**Collected data entries**
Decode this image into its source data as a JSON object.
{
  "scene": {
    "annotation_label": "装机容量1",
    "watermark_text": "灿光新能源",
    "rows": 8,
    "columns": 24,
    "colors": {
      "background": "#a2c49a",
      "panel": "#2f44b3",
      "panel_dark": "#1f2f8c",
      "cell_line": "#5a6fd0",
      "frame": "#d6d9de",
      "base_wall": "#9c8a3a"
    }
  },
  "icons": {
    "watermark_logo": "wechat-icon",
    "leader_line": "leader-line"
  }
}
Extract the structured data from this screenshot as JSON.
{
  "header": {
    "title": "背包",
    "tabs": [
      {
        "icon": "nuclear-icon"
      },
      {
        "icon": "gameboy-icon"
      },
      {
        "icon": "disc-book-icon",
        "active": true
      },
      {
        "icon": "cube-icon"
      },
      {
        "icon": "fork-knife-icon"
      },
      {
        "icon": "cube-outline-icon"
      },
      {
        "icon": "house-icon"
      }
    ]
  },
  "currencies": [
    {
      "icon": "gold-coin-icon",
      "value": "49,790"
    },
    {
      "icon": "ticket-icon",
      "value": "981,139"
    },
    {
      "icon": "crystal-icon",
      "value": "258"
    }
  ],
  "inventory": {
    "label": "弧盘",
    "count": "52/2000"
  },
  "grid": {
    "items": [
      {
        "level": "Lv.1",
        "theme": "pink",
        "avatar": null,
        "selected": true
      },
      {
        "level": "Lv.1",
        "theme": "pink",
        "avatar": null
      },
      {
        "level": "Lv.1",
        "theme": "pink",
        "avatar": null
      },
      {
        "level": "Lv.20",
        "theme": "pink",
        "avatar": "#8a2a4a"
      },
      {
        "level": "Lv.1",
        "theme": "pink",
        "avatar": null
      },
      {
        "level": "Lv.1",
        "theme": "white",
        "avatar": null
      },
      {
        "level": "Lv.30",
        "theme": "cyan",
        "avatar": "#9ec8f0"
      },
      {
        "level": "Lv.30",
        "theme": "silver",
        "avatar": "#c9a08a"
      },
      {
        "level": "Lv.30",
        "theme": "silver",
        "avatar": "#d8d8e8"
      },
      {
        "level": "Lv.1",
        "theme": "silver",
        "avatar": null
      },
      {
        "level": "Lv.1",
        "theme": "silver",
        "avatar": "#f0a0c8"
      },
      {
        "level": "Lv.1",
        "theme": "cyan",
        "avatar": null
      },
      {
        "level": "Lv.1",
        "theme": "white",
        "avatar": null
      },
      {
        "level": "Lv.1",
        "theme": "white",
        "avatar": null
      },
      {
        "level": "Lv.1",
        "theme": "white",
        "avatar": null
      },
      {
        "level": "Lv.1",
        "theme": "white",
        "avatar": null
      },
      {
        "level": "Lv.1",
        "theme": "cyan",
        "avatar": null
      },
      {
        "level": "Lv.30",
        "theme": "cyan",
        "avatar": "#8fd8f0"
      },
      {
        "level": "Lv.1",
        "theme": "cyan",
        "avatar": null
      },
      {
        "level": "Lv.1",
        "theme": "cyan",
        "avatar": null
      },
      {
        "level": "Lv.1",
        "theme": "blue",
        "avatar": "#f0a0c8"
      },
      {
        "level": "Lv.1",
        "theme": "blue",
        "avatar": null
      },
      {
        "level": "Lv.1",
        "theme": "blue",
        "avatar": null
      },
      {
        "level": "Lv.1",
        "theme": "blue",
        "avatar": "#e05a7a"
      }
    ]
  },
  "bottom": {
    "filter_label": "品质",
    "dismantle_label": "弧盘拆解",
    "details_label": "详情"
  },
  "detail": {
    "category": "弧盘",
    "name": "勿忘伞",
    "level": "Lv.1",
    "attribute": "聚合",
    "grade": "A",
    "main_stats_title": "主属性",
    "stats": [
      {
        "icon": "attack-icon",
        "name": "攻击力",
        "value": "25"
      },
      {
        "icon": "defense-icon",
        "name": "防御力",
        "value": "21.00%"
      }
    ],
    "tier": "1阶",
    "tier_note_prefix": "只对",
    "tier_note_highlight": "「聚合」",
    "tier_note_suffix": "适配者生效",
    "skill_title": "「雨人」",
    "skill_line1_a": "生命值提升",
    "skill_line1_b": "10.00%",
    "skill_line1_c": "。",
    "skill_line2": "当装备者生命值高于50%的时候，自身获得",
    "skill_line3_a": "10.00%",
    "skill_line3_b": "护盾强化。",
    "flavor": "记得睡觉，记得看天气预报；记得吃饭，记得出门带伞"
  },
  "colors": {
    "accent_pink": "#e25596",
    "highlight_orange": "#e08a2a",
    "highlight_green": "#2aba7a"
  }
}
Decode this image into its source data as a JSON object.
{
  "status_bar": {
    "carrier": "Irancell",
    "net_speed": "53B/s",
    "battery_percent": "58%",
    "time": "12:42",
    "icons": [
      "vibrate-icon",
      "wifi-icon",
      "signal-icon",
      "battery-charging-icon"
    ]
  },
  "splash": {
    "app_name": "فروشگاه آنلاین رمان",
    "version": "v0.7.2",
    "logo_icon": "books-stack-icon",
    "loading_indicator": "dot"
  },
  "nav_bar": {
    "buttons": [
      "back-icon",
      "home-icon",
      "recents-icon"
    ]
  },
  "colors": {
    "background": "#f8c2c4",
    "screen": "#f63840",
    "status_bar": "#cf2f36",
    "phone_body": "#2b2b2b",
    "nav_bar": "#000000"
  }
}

**Aim of the task**
Report each line in the preceding entries that holds the string "background".

**Solution to this exercise**
      "background": "#a2c49a",
    "background": "#f8c2c4",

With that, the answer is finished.